* [DO THIS]: Count the lines of the records below that contain the string "SEOVER". Give only the number.
* Begin THE RECORDS *
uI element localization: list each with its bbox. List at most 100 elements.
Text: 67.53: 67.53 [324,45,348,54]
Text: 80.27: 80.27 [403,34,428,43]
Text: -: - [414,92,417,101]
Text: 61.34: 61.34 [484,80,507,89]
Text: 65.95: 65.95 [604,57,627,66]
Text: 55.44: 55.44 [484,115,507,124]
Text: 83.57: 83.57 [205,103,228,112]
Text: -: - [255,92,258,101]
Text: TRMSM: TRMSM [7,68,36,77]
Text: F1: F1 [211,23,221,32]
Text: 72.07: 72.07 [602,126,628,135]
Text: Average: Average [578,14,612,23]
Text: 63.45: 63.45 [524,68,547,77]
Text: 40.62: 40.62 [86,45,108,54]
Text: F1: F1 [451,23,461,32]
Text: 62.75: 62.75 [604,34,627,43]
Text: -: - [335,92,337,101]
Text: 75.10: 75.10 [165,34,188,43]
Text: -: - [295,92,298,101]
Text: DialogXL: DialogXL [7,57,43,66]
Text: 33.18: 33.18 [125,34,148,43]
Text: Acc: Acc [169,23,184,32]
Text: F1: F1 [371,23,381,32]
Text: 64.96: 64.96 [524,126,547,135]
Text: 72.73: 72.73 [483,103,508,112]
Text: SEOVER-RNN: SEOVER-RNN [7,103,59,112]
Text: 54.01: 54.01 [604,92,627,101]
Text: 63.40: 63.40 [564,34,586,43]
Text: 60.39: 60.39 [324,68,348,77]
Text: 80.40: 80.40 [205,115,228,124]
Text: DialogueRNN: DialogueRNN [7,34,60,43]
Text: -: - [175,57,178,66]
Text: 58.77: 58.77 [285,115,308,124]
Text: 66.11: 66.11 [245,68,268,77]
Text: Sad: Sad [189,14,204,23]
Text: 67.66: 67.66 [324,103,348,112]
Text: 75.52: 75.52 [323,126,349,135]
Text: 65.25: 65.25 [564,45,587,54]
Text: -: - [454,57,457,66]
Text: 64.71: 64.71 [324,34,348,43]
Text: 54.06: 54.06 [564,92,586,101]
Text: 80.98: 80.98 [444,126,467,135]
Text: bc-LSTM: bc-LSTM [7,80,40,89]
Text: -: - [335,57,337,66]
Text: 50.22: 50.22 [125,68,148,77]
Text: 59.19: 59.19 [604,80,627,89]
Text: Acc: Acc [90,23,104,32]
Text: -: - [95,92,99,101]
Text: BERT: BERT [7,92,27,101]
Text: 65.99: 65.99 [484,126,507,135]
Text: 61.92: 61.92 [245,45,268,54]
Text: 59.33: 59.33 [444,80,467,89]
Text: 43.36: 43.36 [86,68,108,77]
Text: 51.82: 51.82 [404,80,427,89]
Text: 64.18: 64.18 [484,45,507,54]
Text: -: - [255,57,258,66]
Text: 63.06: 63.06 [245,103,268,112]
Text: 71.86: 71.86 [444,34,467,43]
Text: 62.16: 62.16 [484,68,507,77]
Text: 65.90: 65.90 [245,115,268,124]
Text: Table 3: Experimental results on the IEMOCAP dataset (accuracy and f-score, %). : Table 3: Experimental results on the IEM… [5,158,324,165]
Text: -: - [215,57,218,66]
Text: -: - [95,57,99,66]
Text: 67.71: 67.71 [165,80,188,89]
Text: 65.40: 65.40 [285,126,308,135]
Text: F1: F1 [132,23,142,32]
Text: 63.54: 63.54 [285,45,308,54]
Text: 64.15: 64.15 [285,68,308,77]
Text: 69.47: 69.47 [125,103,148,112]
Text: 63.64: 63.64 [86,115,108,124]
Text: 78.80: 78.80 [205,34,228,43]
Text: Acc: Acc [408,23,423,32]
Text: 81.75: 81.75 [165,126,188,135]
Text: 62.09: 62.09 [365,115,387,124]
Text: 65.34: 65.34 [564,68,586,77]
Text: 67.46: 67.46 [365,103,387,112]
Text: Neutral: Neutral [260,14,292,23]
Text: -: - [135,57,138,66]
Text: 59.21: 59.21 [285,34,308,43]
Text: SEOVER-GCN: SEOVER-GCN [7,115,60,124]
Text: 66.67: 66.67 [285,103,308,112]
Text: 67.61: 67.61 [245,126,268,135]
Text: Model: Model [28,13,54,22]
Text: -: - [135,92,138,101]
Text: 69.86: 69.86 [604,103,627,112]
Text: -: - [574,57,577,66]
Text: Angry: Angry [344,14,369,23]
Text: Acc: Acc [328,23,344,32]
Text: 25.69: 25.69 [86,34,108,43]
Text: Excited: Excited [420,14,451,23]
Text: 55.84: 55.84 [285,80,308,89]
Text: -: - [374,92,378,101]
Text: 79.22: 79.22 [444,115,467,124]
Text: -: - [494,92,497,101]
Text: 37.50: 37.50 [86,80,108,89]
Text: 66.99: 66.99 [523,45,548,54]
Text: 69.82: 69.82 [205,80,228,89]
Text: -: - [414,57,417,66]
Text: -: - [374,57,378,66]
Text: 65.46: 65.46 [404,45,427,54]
* End THE RECORDS *
* [THE ANSWER]: 2